_GIVEN PROBLEM_: Everything in the data should be repeated exactly, save for the images.

_RECORDS FOR THE TASK_:
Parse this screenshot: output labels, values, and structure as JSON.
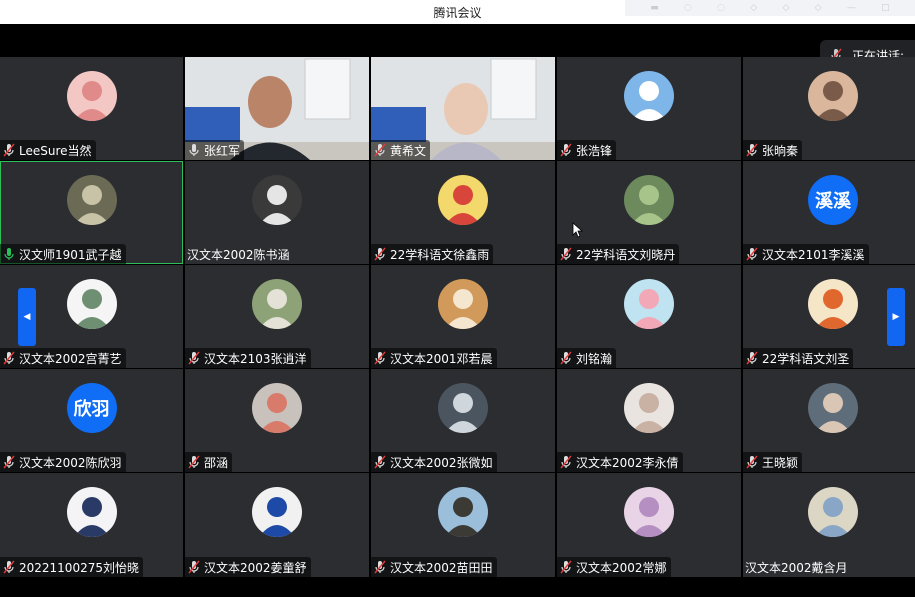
{
  "window": {
    "title": "腾讯会议"
  },
  "speaking": {
    "label": "正在讲话:"
  },
  "colors": {
    "accent": "#1166f2",
    "active_border": "#2fbf5a",
    "tile_bg": "#2b2d31"
  },
  "participants": [
    {
      "name": "LeeSure当然",
      "mic": "muted",
      "avatar": {
        "type": "image",
        "bg": "#f3c7c4",
        "fg": "#e08a8a"
      }
    },
    {
      "name": "张红军",
      "mic": "on",
      "avatar": {
        "type": "video"
      }
    },
    {
      "name": "黄希文",
      "mic": "muted",
      "avatar": {
        "type": "video"
      }
    },
    {
      "name": "张浩锋",
      "mic": "muted",
      "avatar": {
        "type": "image",
        "bg": "#7fb6ea",
        "fg": "#ffffff"
      }
    },
    {
      "name": "张晌秦",
      "mic": "muted",
      "avatar": {
        "type": "image",
        "bg": "#d9b69c",
        "fg": "#7a5a48"
      }
    },
    {
      "name": "汉文师1901武子越",
      "mic": "speaking",
      "avatar": {
        "type": "image",
        "bg": "#6b6a55",
        "fg": "#c8c3a6"
      }
    },
    {
      "name": "汉文本2002陈书涵",
      "mic": "none",
      "avatar": {
        "type": "image",
        "bg": "#3a3a3a",
        "fg": "#e5e5e5"
      }
    },
    {
      "name": "22学科语文徐鑫雨",
      "mic": "muted",
      "avatar": {
        "type": "image",
        "bg": "#f3d86b",
        "fg": "#d8453a"
      }
    },
    {
      "name": "22学科语文刘晓丹",
      "mic": "muted",
      "avatar": {
        "type": "image",
        "bg": "#6d8a5c",
        "fg": "#a7c48a"
      }
    },
    {
      "name": "汉文本2101李溪溪",
      "mic": "muted",
      "avatar": {
        "type": "text",
        "text": "溪溪",
        "bg": "#0f6ef5"
      }
    },
    {
      "name": "汉文本2002宫菁艺",
      "mic": "muted",
      "avatar": {
        "type": "image",
        "bg": "#f5f5f5",
        "fg": "#6f8f72"
      }
    },
    {
      "name": "汉文本2103张逍洋",
      "mic": "muted",
      "avatar": {
        "type": "image",
        "bg": "#8da377",
        "fg": "#e4e1d6"
      }
    },
    {
      "name": "汉文本2001邓若晨",
      "mic": "muted",
      "avatar": {
        "type": "image",
        "bg": "#d19a5a",
        "fg": "#f4e6cf"
      }
    },
    {
      "name": "刘铭瀚",
      "mic": "muted",
      "avatar": {
        "type": "image",
        "bg": "#bfe3f0",
        "fg": "#f2a8b6"
      }
    },
    {
      "name": "22学科语文刘圣",
      "mic": "muted",
      "avatar": {
        "type": "image",
        "bg": "#f6e6c8",
        "fg": "#e0672e"
      }
    },
    {
      "name": "汉文本2002陈欣羽",
      "mic": "muted",
      "avatar": {
        "type": "text",
        "text": "欣羽",
        "bg": "#0f6ef5"
      }
    },
    {
      "name": "邵涵",
      "mic": "muted",
      "avatar": {
        "type": "image",
        "bg": "#c9c1bb",
        "fg": "#d97b6b"
      }
    },
    {
      "name": "汉文本2002张微如",
      "mic": "muted",
      "avatar": {
        "type": "image",
        "bg": "#4a5560",
        "fg": "#cfd6dc"
      }
    },
    {
      "name": "汉文本2002李永倩",
      "mic": "muted",
      "avatar": {
        "type": "image",
        "bg": "#e9e4df",
        "fg": "#c9b1a4"
      }
    },
    {
      "name": "王晓颖",
      "mic": "muted",
      "avatar": {
        "type": "image",
        "bg": "#5f6d7a",
        "fg": "#d9c6b4"
      }
    },
    {
      "name": "20221100275刘怡晓",
      "mic": "muted",
      "avatar": {
        "type": "image",
        "bg": "#f4f4f6",
        "fg": "#2a3a66"
      }
    },
    {
      "name": "汉文本2002姜童舒",
      "mic": "muted",
      "avatar": {
        "type": "image",
        "bg": "#f1f1f1",
        "fg": "#1d4aa6"
      }
    },
    {
      "name": "汉文本2002苗田田",
      "mic": "muted",
      "avatar": {
        "type": "image",
        "bg": "#9bbfda",
        "fg": "#3c3a34"
      }
    },
    {
      "name": "汉文本2002常娜",
      "mic": "muted",
      "avatar": {
        "type": "image",
        "bg": "#e8d4e6",
        "fg": "#b58fc2"
      }
    },
    {
      "name": "汉文本2002戴含月",
      "mic": "none",
      "avatar": {
        "type": "image",
        "bg": "#dcd6c4",
        "fg": "#8aa6c6"
      }
    }
  ]
}
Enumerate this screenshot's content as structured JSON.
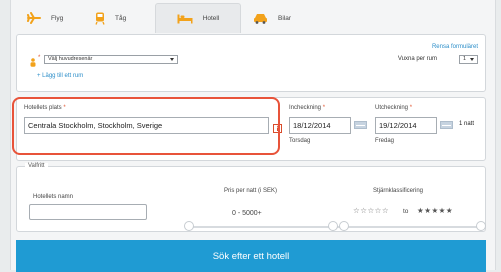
{
  "tabs": [
    {
      "label": "Flyg",
      "icon": "airplane-icon"
    },
    {
      "label": "Tåg",
      "icon": "train-icon"
    },
    {
      "label": "Hotell",
      "icon": "hotel-bed-icon",
      "active": true
    },
    {
      "label": "Bilar",
      "icon": "car-icon"
    }
  ],
  "travelers": {
    "select_value": "Välj huvudresenär",
    "add_room": "+ Lägg till ett rum",
    "clear_form": "Rensa formuläret",
    "adults_per_room_label": "Vuxna per rum",
    "adults_per_room_value": "1"
  },
  "location": {
    "label": "Hotellets plats",
    "value": "Centrala Stockholm, Stockholm, Sverige"
  },
  "checkin": {
    "label": "Incheckning",
    "value": "18/12/2014",
    "weekday": "Torsdag"
  },
  "checkout": {
    "label": "Utcheckning",
    "value": "19/12/2014",
    "weekday": "Fredag"
  },
  "nights": "1 natt",
  "optional": {
    "legend": "Valfritt",
    "hotel_name_label": "Hotellets namn",
    "price_label": "Pris per natt (i SEK)",
    "price_range": "0 - 5000+",
    "stars_label": "Stjärnklassificering",
    "stars_from": "☆☆☆☆☆",
    "stars_to_word": "to",
    "stars_to": "★★★★★"
  },
  "search_button": "Sök efter ett hotell",
  "colors": {
    "accent": "#1f9bd3",
    "highlight": "#e8533a",
    "required": "#e1522c",
    "link": "#2c8ec9"
  }
}
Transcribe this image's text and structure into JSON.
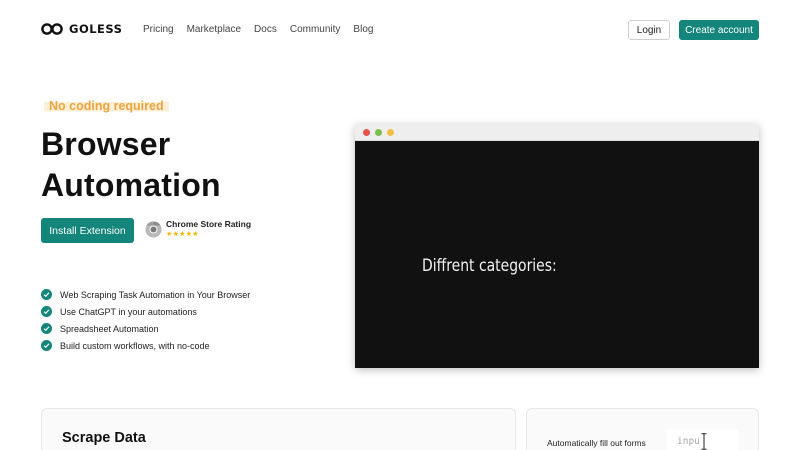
{
  "header": {
    "brand": "GOLESS",
    "nav": [
      "Pricing",
      "Marketplace",
      "Docs",
      "Community",
      "Blog"
    ],
    "login_label": "Login",
    "create_account_label": "Create account"
  },
  "hero": {
    "tag": "No coding required",
    "title_line1": "Browser",
    "title_line2": "Automation",
    "install_label": "Install Extension",
    "rating_label": "Chrome Store Rating",
    "rating_stars": "★★★★★",
    "features": [
      "Web Scraping Task Automation in Your Browser",
      "Use ChatGPT in your automations",
      "Spreadsheet Automation",
      "Build custom workflows, with no-code"
    ]
  },
  "video": {
    "caption": "Diffrent categories:"
  },
  "cards": {
    "scrape_title": "Scrape Data",
    "fill_forms_title": "Automatically fill out forms",
    "demo_input_text": "inpu"
  },
  "colors": {
    "accent": "#13857a",
    "tag_text": "#eaa542",
    "tag_highlight": "#fdf0d6",
    "star": "#f4b400"
  },
  "icons": {
    "logo": "infinity-logo-icon",
    "rating": "chrome-icon",
    "feature": "check-circle-icon",
    "text_cursor": "text-cursor-icon"
  }
}
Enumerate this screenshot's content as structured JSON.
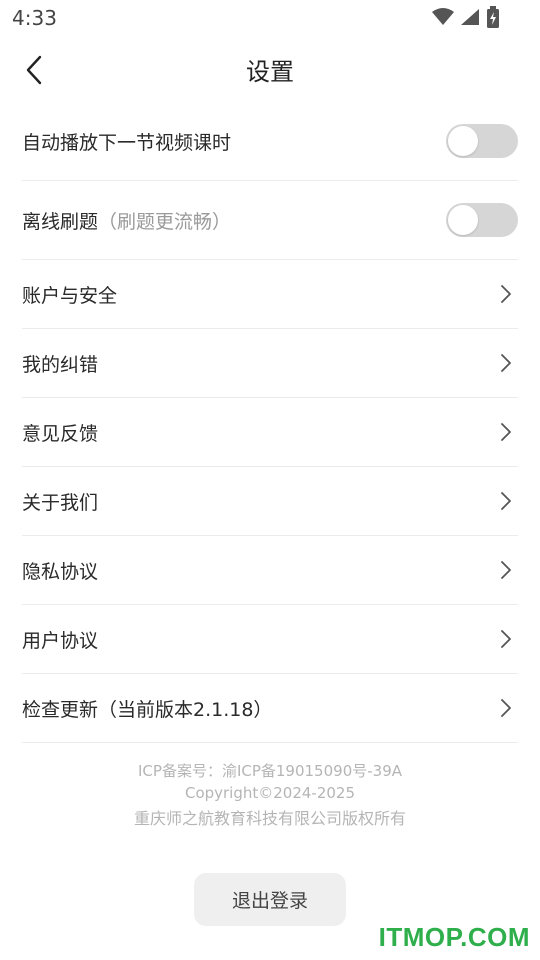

_PROBLEM SOLUTION_:
Parse this screenshot: output labels, values, and structure as JSON.
{
  "window": {
    "title": "腾讯会议"
  },
  "speaking": {
    "label": "正在讲话:"
  },
  "colors": {
    "accent": "#1166f2",
    "active_border": "#2fbf5a",
    "tile_bg": "#2b2d31"
  },
  "participants": [
    {
      "name": "LeeSure当然",
      "mic": "muted",
      "avatar": {
        "type": "image",
        "bg": "#f3c7c4",
        "fg": "#e08a8a"
      }
    },
    {
      "name": "张红军",
      "mic": "on",
      "avatar": {
        "type": "video"
      }
    },
    {
      "name": "黄希文",
      "mic": "muted",
      "avatar": {
        "type": "video"
      }
    },
    {
      "name": "张浩锋",
      "mic": "muted",
      "avatar": {
        "type": "image",
        "bg": "#7fb6ea",
        "fg": "#ffffff"
      }
    },
    {
      "name": "张晌秦",
      "mic": "muted",
      "avatar": {
        "type": "image",
        "bg": "#d9b69c",
        "fg": "#7a5a48"
      }
    },
    {
      "name": "汉文师1901武子越",
      "mic": "speaking",
      "avatar": {
        "type": "image",
        "bg": "#6b6a55",
        "fg": "#c8c3a6"
      }
    },
    {
      "name": "汉文本2002陈书涵",
      "mic": "none",
      "avatar": {
        "type": "image",
        "bg": "#3a3a3a",
        "fg": "#e5e5e5"
      }
    },
    {
      "name": "22学科语文徐鑫雨",
      "mic": "muted",
      "avatar": {
        "type": "image",
        "bg": "#f3d86b",
        "fg": "#d8453a"
      }
    },
    {
      "name": "22学科语文刘晓丹",
      "mic": "muted",
      "avatar": {
        "type": "image",
        "bg": "#6d8a5c",
        "fg": "#a7c48a"
      }
    },
    {
      "name": "汉文本2101李溪溪",
      "mic": "muted",
      "avatar": {
        "type": "text",
        "text": "溪溪",
        "bg": "#0f6ef5"
      }
    },
    {
      "name": "汉文本2002宫菁艺",
      "mic": "muted",
      "avatar": {
        "type": "image",
        "bg": "#f5f5f5",
        "fg": "#6f8f72"
      }
    },
    {
      "name": "汉文本2103张逍洋",
      "mic": "muted",
      "avatar": {
        "type": "image",
        "bg": "#8da377",
        "fg": "#e4e1d6"
      }
    },
    {
      "name": "汉文本2001邓若晨",
      "mic": "muted",
      "avatar": {
        "type": "image",
        "bg": "#d19a5a",
        "fg": "#f4e6cf"
      }
    },
    {
      "name": "刘铭瀚",
      "mic": "muted",
      "avatar": {
        "type": "image",
        "bg": "#bfe3f0",
        "fg": "#f2a8b6"
      }
    },
    {
      "name": "22学科语文刘圣",
      "mic": "muted",
      "avatar": {
        "type": "image",
        "bg": "#f6e6c8",
        "fg": "#e0672e"
      }
    },
    {
      "name": "汉文本2002陈欣羽",
      "mic": "muted",
      "avatar": {
        "type": "text",
        "text": "欣羽",
        "bg": "#0f6ef5"
      }
    },
    {
      "name": "邵涵",
      "mic": "muted",
      "avatar": {
        "type": "image",
        "bg": "#c9c1bb",
        "fg": "#d97b6b"
      }
    },
    {
      "name": "汉文本2002张微如",
      "mic": "muted",
      "avatar": {
        "type": "image",
        "bg": "#4a5560",
        "fg": "#cfd6dc"
      }
    },
    {
      "name": "汉文本2002李永倩",
      "mic": "muted",
      "avatar": {
        "type": "image",
        "bg": "#e9e4df",
        "fg": "#c9b1a4"
      }
    },
    {
      "name": "王晓颖",
      "mic": "muted",
      "avatar": {
        "type": "image",
        "bg": "#5f6d7a",
        "fg": "#d9c6b4"
      }
    },
    {
      "name": "20221100275刘怡晓",
      "mic": "muted",
      "avatar": {
        "type": "image",
        "bg": "#f4f4f6",
        "fg": "#2a3a66"
      }
    },
    {
      "name": "汉文本2002姜童舒",
      "mic": "muted",
      "avatar": {
        "type": "image",
        "bg": "#f1f1f1",
        "fg": "#1d4aa6"
      }
    },
    {
      "name": "汉文本2002苗田田",
      "mic": "muted",
      "avatar": {
        "type": "image",
        "bg": "#9bbfda",
        "fg": "#3c3a34"
      }
    },
    {
      "name": "汉文本2002常娜",
      "mic": "muted",
      "avatar": {
        "type": "image",
        "bg": "#e8d4e6",
        "fg": "#b58fc2"
      }
    },
    {
      "name": "汉文本2002戴含月",
      "mic": "none",
      "avatar": {
        "type": "image",
        "bg": "#dcd6c4",
        "fg": "#8aa6c6"
      }
    }
  ]
}
Enumerate this screenshot's content as structured JSON.
{
  "tabs": [
    {
      "label": "Flyg",
      "icon": "airplane-icon"
    },
    {
      "label": "Tåg",
      "icon": "train-icon"
    },
    {
      "label": "Hotell",
      "icon": "hotel-bed-icon",
      "active": true
    },
    {
      "label": "Bilar",
      "icon": "car-icon"
    }
  ],
  "travelers": {
    "select_value": "Välj huvudresenär",
    "add_room": "+ Lägg till ett rum",
    "clear_form": "Rensa formuläret",
    "adults_per_room_label": "Vuxna per rum",
    "adults_per_room_value": "1"
  },
  "location": {
    "label": "Hotellets plats",
    "value": "Centrala Stockholm, Stockholm, Sverige"
  },
  "checkin": {
    "label": "Incheckning",
    "value": "18/12/2014",
    "weekday": "Torsdag"
  },
  "checkout": {
    "label": "Utcheckning",
    "value": "19/12/2014",
    "weekday": "Fredag"
  },
  "nights": "1 natt",
  "optional": {
    "legend": "Valfritt",
    "hotel_name_label": "Hotellets namn",
    "price_label": "Pris per natt (i SEK)",
    "price_range": "0 - 5000+",
    "stars_label": "Stjärnklassificering",
    "stars_from": "☆☆☆☆☆",
    "stars_to_word": "to",
    "stars_to": "★★★★★"
  },
  "search_button": "Sök efter ett hotell",
  "colors": {
    "accent": "#1f9bd3",
    "highlight": "#e8533a",
    "required": "#e1522c",
    "link": "#2c8ec9"
  }
}
Transcribe this image's text and structure into JSON.
{
  "header": {
    "brand": "GOLESS",
    "nav": [
      "Pricing",
      "Marketplace",
      "Docs",
      "Community",
      "Blog"
    ],
    "login_label": "Login",
    "create_account_label": "Create account"
  },
  "hero": {
    "tag": "No coding required",
    "title_line1": "Browser",
    "title_line2": "Automation",
    "install_label": "Install Extension",
    "rating_label": "Chrome Store Rating",
    "rating_stars": "★★★★★",
    "features": [
      "Web Scraping Task Automation in Your Browser",
      "Use ChatGPT in your automations",
      "Spreadsheet Automation",
      "Build custom workflows, with no-code"
    ]
  },
  "video": {
    "caption": "Diffrent categories:"
  },
  "cards": {
    "scrape_title": "Scrape Data",
    "fill_forms_title": "Automatically fill out forms",
    "demo_input_text": "inpu"
  },
  "colors": {
    "accent": "#13857a",
    "tag_text": "#eaa542",
    "tag_highlight": "#fdf0d6",
    "star": "#f4b400"
  },
  "icons": {
    "logo": "infinity-logo-icon",
    "rating": "chrome-icon",
    "feature": "check-circle-icon",
    "text_cursor": "text-cursor-icon"
  }
}
Enumerate this screenshot's content as structured JSON.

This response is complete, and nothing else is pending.